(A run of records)
start

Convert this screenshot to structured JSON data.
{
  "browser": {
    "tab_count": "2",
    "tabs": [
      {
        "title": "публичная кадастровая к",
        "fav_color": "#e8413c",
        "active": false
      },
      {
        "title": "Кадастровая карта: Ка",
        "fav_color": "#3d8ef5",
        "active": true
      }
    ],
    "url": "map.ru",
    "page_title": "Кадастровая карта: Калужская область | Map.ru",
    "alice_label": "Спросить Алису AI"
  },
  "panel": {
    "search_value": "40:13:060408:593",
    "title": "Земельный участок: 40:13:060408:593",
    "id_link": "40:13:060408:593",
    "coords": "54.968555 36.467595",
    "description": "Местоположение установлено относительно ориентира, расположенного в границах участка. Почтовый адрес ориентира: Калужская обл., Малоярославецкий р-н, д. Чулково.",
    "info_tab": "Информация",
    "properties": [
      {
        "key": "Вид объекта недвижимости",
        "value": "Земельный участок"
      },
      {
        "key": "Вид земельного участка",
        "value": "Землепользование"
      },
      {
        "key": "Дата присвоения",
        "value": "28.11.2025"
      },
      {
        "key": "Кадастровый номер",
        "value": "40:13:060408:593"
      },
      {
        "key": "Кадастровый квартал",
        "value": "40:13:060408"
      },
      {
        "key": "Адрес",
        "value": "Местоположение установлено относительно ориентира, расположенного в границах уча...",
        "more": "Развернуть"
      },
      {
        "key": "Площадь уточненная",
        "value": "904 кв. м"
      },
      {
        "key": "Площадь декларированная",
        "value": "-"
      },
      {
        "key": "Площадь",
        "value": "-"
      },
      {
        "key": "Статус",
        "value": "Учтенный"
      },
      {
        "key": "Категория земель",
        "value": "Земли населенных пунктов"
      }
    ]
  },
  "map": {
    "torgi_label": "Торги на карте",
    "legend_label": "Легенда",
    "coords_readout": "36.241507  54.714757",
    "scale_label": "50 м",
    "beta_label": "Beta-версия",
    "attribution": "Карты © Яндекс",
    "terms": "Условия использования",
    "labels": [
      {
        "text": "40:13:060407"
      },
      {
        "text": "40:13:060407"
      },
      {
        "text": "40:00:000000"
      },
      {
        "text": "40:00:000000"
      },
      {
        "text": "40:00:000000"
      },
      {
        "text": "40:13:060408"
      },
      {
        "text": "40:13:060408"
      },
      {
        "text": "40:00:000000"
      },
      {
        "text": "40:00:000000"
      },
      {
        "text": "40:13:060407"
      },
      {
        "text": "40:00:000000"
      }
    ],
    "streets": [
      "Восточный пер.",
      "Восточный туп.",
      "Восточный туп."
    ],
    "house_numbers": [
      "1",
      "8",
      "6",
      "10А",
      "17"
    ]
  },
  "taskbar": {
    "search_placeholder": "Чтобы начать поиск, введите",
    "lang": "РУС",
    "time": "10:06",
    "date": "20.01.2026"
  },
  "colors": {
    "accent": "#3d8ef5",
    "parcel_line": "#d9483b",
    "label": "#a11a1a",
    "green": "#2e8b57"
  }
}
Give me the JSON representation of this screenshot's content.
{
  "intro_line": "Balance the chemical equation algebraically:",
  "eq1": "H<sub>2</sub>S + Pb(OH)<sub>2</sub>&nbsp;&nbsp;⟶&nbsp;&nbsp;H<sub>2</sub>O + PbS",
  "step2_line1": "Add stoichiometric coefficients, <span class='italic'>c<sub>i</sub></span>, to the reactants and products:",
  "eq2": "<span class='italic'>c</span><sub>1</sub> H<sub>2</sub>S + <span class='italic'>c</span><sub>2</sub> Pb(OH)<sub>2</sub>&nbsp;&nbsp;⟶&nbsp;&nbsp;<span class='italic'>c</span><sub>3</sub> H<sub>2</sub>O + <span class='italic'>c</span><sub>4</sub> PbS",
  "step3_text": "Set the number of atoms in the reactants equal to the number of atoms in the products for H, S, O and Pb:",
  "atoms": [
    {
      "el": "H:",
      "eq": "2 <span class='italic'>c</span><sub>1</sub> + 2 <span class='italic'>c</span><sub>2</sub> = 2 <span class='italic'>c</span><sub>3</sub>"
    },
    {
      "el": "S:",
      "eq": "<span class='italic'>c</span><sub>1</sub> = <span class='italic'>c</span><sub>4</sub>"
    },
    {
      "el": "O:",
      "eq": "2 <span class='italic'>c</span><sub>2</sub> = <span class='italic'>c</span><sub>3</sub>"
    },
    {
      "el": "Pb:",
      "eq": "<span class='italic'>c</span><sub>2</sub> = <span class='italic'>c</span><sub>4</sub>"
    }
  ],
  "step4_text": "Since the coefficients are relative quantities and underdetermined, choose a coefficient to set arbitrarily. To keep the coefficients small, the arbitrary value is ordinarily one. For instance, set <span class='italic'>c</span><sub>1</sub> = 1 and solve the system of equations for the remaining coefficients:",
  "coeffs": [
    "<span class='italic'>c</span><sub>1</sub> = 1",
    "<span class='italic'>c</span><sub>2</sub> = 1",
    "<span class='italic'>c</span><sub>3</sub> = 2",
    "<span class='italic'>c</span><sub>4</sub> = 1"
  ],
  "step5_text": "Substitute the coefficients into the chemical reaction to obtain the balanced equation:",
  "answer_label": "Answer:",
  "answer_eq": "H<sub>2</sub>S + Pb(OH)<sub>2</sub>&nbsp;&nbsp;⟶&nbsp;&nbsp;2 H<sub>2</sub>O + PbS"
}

end

> Challenge: Copy the lines from the entries above in which the word "ориентира" appears.

> Correct result:
    "description": "Местоположение установлено относительно ориентира, расположенного в границах участка. Почтовый адрес ориентира: Калужская обл., Малоярославецкий р-н, д. Чулково.",
        "value": "Местоположение установлено относительно ориентира, расположенного в границах уча...",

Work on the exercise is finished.